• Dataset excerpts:
## BEGIN

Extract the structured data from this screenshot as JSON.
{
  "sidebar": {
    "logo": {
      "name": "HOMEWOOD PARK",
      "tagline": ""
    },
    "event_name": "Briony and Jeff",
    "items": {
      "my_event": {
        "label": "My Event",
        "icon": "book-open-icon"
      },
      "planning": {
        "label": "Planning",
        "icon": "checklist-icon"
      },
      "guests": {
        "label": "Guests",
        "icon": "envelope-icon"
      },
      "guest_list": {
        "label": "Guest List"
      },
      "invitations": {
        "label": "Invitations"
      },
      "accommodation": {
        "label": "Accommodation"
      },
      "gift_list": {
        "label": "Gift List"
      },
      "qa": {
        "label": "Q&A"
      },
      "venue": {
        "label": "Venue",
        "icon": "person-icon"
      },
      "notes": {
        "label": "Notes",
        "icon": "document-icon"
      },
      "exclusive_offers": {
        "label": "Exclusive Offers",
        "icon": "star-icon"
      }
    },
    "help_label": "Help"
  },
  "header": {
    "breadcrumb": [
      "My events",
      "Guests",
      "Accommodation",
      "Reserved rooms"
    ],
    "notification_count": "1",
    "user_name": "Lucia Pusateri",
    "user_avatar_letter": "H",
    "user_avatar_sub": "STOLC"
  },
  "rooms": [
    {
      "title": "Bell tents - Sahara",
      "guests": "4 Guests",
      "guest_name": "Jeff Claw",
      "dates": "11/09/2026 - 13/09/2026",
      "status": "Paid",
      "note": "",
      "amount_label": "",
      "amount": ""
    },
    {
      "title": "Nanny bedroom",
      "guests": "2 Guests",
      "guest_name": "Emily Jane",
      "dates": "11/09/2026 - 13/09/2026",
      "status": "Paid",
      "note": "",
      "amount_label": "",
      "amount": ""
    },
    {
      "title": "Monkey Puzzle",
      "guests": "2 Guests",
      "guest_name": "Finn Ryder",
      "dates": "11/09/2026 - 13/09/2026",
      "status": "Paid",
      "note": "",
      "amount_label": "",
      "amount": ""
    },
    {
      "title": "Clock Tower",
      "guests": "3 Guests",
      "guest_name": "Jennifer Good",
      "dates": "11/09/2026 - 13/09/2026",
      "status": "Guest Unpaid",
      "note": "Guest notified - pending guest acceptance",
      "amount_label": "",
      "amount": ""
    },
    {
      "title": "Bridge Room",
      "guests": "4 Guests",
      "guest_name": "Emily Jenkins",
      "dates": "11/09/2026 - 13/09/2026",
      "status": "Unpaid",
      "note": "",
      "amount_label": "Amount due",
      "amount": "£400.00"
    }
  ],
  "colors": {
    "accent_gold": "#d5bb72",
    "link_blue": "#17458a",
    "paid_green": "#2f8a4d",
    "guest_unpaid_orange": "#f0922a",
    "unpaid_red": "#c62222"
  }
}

## END

• Task prompt:
Restate every line of the data word for word.

• Right answer:
Extract the structured data from this screenshot as JSON.
{
  "sidebar": {
    "logo": {
      "name": "HOMEWOOD PARK",
      "tagline": ""
    },
    "event_name": "Briony and Jeff",
    "items": {
      "my_event": {
        "label": "My Event",
        "icon": "book-open-icon"
      },
      "planning": {
        "label": "Planning",
        "icon": "checklist-icon"
      },
      "guests": {
        "label": "Guests",
        "icon": "envelope-icon"
      },
      "guest_list": {
        "label": "Guest List"
      },
      "invitations": {
        "label": "Invitations"
      },
      "accommodation": {
        "label": "Accommodation"
      },
      "gift_list": {
        "label": "Gift List"
      },
      "qa": {
        "label": "Q&A"
      },
      "venue": {
        "label": "Venue",
        "icon": "person-icon"
      },
      "notes": {
        "label": "Notes",
        "icon": "document-icon"
      },
      "exclusive_offers": {
        "label": "Exclusive Offers",
        "icon": "star-icon"
      }
    },
    "help_label": "Help"
  },
  "header": {
    "breadcrumb": [
      "My events",
      "Guests",
      "Accommodation",
      "Reserved rooms"
    ],
    "notification_count": "1",
    "user_name": "Lucia Pusateri",
    "user_avatar_letter": "H",
    "user_avatar_sub": "STOLC"
  },
  "rooms": [
    {
      "title": "Bell tents - Sahara",
      "guests": "4 Guests",
      "guest_name": "Jeff Claw",
      "dates": "11/09/2026 - 13/09/2026",
      "status": "Paid",
      "note": "",
      "amount_label": "",
      "amount": ""
    },
    {
      "title": "Nanny bedroom",
      "guests": "2 Guests",
      "guest_name": "Emily Jane",
      "dates": "11/09/2026 - 13/09/2026",
      "status": "Paid",
      "note": "",
      "amount_label": "",
      "amount": ""
    },
    {
      "title": "Monkey Puzzle",
      "guests": "2 Guests",
      "guest_name": "Finn Ryder",
      "dates": "11/09/2026 - 13/09/2026",
      "status": "Paid",
      "note": "",
      "amount_label": "",
      "amount": ""
    },
    {
      "title": "Clock Tower",
      "guests": "3 Guests",
      "guest_name": "Jennifer Good",
      "dates": "11/09/2026 - 13/09/2026",
      "status": "Guest Unpaid",
      "note": "Guest notified - pending guest acceptance",
      "amount_label": "",
      "amount": ""
    },
    {
      "title": "Bridge Room",
      "guests": "4 Guests",
      "guest_name": "Emily Jenkins",
      "dates": "11/09/2026 - 13/09/2026",
      "status": "Unpaid",
      "note": "",
      "amount_label": "Amount due",
      "amount": "£400.00"
    }
  ],
  "colors": {
    "accent_gold": "#d5bb72",
    "link_blue": "#17458a",
    "paid_green": "#2f8a4d",
    "guest_unpaid_orange": "#f0922a",
    "unpaid_red": "#c62222"
  }
}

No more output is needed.